§ **PROBLEM DETAILS**
State only how many lines contain the string "Christ".

++++ RECORDS TO USE ++++

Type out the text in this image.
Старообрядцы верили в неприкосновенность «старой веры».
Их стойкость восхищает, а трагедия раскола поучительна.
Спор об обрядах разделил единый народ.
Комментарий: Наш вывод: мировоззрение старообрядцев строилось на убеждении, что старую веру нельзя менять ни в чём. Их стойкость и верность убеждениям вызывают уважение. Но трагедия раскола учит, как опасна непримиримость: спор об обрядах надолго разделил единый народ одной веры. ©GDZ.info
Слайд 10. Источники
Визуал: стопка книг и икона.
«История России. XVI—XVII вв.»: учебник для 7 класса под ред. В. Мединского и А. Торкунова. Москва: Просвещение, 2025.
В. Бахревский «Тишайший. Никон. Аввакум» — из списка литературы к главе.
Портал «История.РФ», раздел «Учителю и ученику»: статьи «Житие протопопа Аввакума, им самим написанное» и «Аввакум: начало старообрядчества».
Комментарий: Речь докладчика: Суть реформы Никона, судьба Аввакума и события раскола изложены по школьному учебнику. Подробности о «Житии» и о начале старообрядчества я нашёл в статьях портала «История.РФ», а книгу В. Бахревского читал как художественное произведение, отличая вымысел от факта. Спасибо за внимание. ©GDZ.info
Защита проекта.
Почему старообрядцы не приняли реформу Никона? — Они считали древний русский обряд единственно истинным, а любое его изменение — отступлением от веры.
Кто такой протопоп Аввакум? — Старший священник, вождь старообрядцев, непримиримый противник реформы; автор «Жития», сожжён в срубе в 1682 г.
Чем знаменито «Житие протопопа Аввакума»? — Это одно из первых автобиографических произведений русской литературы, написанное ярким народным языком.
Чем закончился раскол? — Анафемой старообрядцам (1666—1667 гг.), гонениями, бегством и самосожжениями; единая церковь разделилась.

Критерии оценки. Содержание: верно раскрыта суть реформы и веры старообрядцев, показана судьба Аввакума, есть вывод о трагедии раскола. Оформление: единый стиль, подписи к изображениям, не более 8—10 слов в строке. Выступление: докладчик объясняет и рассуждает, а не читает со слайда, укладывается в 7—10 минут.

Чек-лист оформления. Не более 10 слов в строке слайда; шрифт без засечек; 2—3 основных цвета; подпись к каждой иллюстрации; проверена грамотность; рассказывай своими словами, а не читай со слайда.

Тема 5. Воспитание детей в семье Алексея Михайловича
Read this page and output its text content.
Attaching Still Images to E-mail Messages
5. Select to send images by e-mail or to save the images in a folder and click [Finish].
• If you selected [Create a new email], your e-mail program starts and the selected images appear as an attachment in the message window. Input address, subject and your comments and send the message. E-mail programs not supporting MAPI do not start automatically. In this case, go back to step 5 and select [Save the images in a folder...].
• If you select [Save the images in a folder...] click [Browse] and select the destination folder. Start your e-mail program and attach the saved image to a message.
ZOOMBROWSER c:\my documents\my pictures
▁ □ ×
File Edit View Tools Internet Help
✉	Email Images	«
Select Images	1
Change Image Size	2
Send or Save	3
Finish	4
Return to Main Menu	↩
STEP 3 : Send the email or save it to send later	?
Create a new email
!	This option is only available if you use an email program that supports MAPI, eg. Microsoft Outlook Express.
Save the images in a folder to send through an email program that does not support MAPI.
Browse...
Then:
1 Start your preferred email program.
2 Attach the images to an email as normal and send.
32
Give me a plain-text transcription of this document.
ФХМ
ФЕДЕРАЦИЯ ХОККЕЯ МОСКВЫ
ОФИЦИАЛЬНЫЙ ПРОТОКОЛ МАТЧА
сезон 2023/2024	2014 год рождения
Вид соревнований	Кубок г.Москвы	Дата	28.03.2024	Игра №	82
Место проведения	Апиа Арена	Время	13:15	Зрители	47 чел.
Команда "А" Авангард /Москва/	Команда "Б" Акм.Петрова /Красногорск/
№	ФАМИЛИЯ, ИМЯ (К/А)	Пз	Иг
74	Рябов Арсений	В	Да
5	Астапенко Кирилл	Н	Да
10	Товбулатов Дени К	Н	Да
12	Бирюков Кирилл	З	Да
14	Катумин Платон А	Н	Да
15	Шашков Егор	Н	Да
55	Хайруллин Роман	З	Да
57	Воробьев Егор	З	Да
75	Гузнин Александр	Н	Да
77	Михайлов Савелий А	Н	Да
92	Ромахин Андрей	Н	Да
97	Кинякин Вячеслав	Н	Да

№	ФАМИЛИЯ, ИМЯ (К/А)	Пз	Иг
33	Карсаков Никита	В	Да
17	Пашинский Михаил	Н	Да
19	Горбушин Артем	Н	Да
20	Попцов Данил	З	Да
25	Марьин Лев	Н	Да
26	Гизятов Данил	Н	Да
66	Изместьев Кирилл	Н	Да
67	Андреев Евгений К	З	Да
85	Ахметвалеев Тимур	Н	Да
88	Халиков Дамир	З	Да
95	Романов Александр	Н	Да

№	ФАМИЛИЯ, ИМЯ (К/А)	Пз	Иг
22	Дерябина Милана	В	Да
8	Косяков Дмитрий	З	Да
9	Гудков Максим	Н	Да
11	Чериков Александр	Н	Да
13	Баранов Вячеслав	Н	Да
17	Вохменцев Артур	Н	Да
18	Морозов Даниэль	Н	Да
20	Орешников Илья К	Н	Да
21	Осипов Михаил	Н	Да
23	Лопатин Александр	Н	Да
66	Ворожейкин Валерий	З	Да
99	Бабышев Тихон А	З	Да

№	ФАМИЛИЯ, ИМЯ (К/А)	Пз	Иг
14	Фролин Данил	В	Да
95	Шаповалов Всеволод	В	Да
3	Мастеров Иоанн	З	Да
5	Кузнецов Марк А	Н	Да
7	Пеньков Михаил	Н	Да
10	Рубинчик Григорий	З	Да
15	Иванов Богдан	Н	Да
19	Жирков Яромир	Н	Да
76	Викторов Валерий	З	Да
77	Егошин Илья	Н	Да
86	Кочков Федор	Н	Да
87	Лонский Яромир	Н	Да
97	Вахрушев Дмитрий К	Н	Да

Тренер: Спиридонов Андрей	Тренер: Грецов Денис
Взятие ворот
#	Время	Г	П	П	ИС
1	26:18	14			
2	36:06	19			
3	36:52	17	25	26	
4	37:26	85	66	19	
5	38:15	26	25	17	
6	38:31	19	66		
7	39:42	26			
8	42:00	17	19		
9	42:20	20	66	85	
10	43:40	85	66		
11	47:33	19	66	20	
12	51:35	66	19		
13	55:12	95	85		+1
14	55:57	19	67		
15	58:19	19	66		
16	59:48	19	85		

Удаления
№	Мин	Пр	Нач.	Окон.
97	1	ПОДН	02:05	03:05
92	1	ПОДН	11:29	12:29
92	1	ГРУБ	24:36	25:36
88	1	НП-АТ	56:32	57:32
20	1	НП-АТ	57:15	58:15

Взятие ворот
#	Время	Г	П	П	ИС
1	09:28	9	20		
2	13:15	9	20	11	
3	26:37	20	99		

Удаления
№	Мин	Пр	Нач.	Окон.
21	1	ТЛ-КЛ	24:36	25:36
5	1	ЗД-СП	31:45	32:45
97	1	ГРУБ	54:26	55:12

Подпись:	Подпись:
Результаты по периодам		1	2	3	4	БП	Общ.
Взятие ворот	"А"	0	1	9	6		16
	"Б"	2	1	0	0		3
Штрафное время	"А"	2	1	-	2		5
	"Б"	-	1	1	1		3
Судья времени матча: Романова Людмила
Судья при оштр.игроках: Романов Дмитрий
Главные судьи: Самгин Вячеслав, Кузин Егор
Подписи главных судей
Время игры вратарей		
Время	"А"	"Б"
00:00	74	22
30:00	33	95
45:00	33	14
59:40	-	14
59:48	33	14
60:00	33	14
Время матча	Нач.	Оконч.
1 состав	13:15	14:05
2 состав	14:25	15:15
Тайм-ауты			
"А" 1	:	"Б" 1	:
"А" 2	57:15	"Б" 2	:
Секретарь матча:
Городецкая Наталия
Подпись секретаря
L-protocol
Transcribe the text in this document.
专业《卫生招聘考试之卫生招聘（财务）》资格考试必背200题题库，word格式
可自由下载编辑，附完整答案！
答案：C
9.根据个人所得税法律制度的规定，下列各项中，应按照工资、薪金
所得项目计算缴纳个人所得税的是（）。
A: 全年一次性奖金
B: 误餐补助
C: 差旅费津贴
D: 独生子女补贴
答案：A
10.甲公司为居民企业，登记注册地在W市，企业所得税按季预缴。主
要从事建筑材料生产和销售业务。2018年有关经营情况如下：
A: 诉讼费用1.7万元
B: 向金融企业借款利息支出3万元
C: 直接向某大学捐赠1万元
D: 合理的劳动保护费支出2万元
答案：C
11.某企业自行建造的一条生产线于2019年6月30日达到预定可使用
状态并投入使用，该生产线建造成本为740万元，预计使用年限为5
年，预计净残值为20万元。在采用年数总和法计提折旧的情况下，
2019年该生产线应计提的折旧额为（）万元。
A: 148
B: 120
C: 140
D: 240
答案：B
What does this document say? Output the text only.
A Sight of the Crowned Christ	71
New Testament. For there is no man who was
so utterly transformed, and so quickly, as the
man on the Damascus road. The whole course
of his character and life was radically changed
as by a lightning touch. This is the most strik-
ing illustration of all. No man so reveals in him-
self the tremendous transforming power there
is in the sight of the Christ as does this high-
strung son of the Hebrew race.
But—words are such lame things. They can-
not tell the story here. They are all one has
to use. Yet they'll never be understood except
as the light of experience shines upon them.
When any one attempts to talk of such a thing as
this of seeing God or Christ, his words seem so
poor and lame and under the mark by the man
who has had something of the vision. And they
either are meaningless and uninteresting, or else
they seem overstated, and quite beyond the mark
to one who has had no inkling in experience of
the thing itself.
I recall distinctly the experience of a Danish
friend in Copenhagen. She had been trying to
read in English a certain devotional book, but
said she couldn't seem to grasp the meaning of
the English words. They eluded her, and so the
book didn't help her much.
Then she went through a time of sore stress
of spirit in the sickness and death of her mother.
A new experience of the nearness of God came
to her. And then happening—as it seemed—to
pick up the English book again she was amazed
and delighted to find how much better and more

++++

§ **TASK RESPONSE**
3